TASK GOAL: The data below should be printed in full, exactly, and without any of its images.

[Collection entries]
────────────────

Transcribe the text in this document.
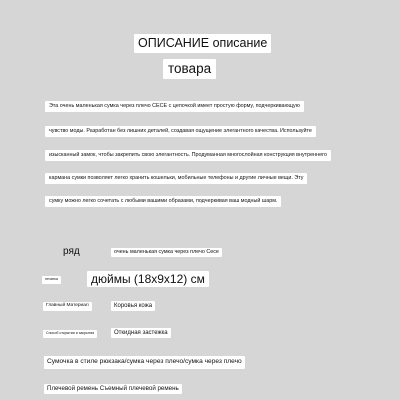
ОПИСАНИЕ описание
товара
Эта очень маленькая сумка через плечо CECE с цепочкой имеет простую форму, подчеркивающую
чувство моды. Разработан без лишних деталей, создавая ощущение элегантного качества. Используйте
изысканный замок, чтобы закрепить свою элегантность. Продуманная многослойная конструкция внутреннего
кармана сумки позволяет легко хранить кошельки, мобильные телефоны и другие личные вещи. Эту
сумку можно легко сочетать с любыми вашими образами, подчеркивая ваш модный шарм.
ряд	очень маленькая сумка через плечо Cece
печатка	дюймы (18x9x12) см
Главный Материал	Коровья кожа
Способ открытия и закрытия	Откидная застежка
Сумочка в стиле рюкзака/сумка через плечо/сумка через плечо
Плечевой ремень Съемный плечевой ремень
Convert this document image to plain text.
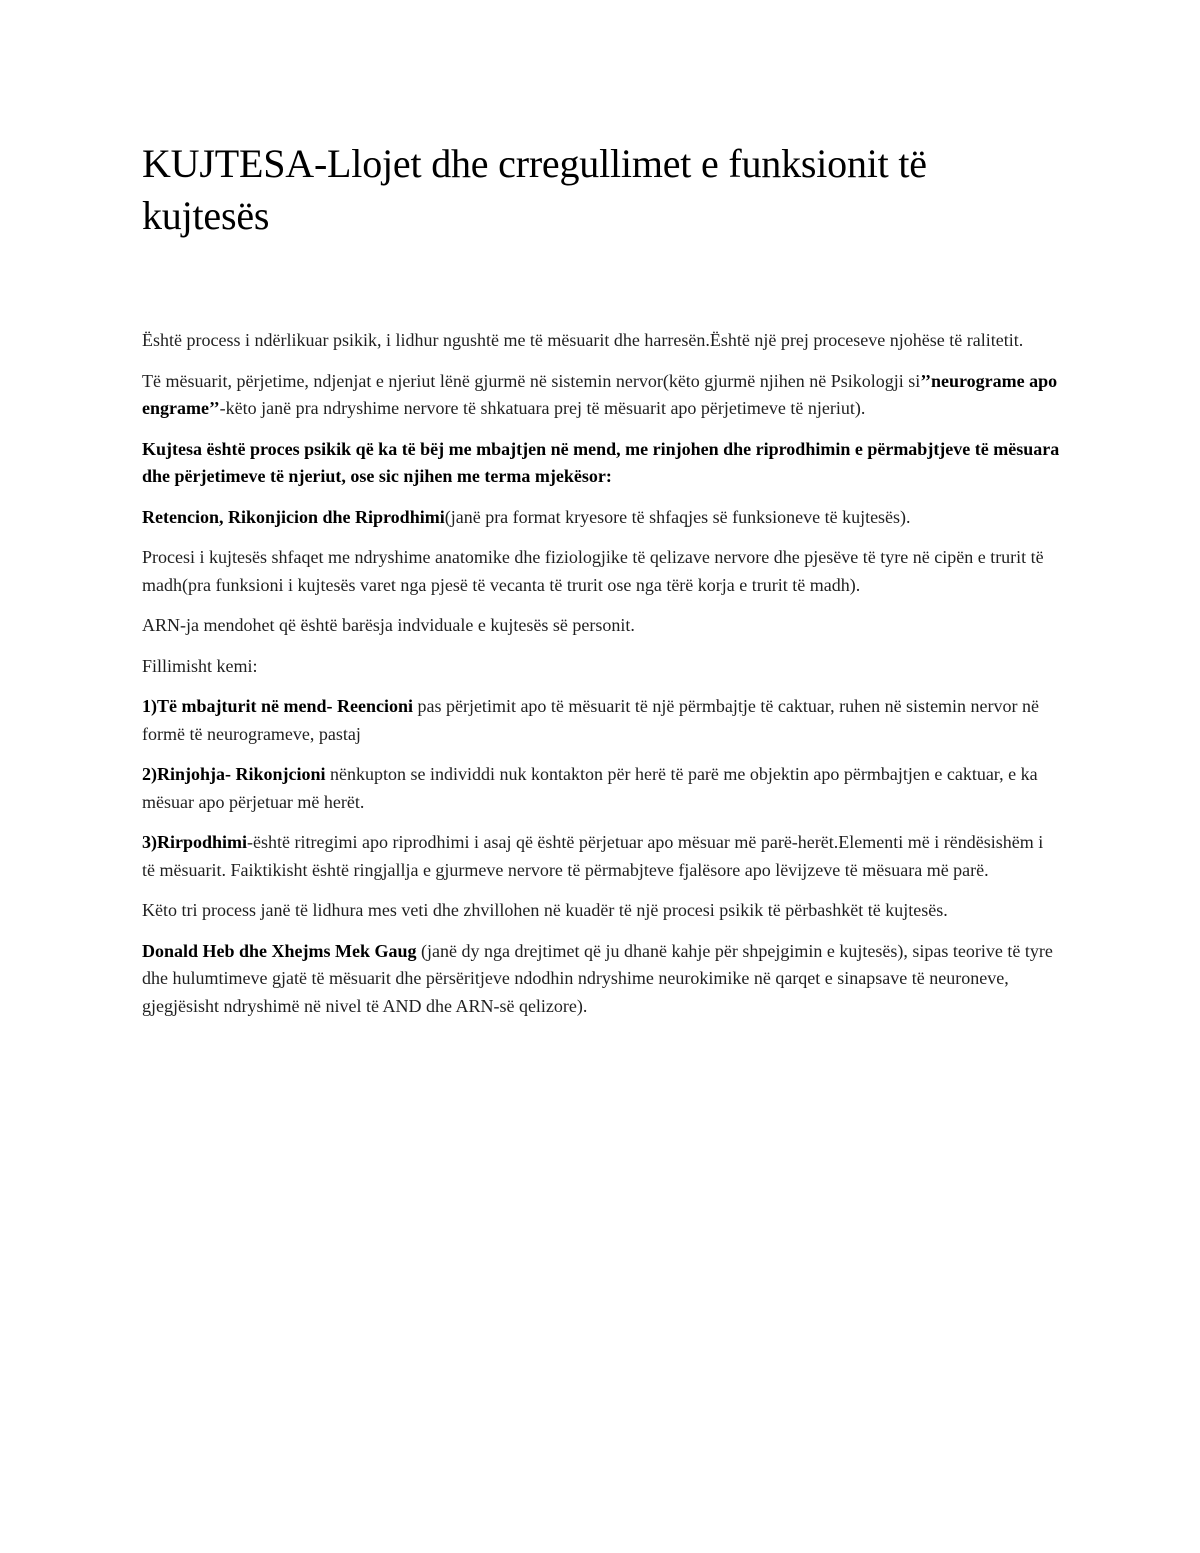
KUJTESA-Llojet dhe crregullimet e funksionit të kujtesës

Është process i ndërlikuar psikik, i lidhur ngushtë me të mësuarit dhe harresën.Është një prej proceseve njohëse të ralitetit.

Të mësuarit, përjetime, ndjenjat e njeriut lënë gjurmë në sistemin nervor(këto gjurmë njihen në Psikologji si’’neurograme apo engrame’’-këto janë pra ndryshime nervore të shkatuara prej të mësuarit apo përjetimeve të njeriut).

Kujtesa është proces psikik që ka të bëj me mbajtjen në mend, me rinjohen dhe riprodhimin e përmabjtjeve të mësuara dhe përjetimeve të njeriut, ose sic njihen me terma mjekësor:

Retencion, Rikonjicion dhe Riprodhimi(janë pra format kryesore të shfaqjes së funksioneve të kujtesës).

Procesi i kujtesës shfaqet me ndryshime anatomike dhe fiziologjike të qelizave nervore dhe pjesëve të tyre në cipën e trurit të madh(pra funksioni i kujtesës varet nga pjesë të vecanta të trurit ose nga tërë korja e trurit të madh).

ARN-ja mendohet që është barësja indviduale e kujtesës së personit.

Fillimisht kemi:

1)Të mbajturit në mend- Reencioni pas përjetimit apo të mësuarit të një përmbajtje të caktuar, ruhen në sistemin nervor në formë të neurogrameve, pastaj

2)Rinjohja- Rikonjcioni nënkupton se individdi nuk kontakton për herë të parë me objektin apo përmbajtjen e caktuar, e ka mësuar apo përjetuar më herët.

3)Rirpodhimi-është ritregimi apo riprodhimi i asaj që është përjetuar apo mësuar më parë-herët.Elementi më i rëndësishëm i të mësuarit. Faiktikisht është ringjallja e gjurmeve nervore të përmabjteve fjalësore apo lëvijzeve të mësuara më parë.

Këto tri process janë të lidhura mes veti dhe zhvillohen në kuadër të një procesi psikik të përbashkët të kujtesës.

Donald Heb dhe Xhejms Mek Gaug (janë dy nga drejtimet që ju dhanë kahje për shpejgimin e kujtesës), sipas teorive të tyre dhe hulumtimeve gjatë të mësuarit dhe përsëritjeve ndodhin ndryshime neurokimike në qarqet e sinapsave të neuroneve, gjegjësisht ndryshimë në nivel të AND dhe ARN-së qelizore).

────────────────

FINISHED ANSWER:
Transcribe the text in this document.
ОПИСАНИЕ описание
товара
Эта очень маленькая сумка через плечо CECE с цепочкой имеет простую форму, подчеркивающую
чувство моды. Разработан без лишних деталей, создавая ощущение элегантного качества. Используйте
изысканный замок, чтобы закрепить свою элегантность. Продуманная многослойная конструкция внутреннего
кармана сумки позволяет легко хранить кошельки, мобильные телефоны и другие личные вещи. Эту
сумку можно легко сочетать с любыми вашими образами, подчеркивая ваш модный шарм.
ряд	очень маленькая сумка через плечо Cece
печатка	дюймы (18x9x12) см
Главный Материал	Коровья кожа
Способ открытия и закрытия	Откидная застежка
Сумочка в стиле рюкзака/сумка через плечо/сумка через плечо
Плечевой ремень Съемный плечевой ремень
Convert this document image to plain text.
KUJTESA-Llojet dhe crregullimet e funksionit të kujtesës

Është process i ndërlikuar psikik, i lidhur ngushtë me të mësuarit dhe harresën.Është një prej proceseve njohëse të ralitetit.

Të mësuarit, përjetime, ndjenjat e njeriut lënë gjurmë në sistemin nervor(këto gjurmë njihen në Psikologji si’’neurograme apo engrame’’-këto janë pra ndryshime nervore të shkatuara prej të mësuarit apo përjetimeve të njeriut).

Kujtesa është proces psikik që ka të bëj me mbajtjen në mend, me rinjohen dhe riprodhimin e përmabjtjeve të mësuara dhe përjetimeve të njeriut, ose sic njihen me terma mjekësor:

Retencion, Rikonjicion dhe Riprodhimi(janë pra format kryesore të shfaqjes së funksioneve të kujtesës).

Procesi i kujtesës shfaqet me ndryshime anatomike dhe fiziologjike të qelizave nervore dhe pjesëve të tyre në cipën e trurit të madh(pra funksioni i kujtesës varet nga pjesë të vecanta të trurit ose nga tërë korja e trurit të madh).

ARN-ja mendohet që është barësja indviduale e kujtesës së personit.

Fillimisht kemi:

1)Të mbajturit në mend- Reencioni pas përjetimit apo të mësuarit të një përmbajtje të caktuar, ruhen në sistemin nervor në formë të neurogrameve, pastaj

2)Rinjohja- Rikonjcioni nënkupton se individdi nuk kontakton për herë të parë me objektin apo përmbajtjen e caktuar, e ka mësuar apo përjetuar më herët.

3)Rirpodhimi-është ritregimi apo riprodhimi i asaj që është përjetuar apo mësuar më parë-herët.Elementi më i rëndësishëm i të mësuarit. Faiktikisht është ringjallja e gjurmeve nervore të përmabjteve fjalësore apo lëvijzeve të mësuara më parë.

Këto tri process janë të lidhura mes veti dhe zhvillohen në kuadër të një procesi psikik të përbashkët të kujtesës.

Donald Heb dhe Xhejms Mek Gaug (janë dy nga drejtimet që ju dhanë kahje për shpejgimin e kujtesës), sipas teorive të tyre dhe hulumtimeve gjatë të mësuarit dhe përsëritjeve ndodhin ndryshime neurokimike në qarqet e sinapsave të neuroneve, gjegjësisht ndryshimë në nivel të AND dhe ARN-së qelizore).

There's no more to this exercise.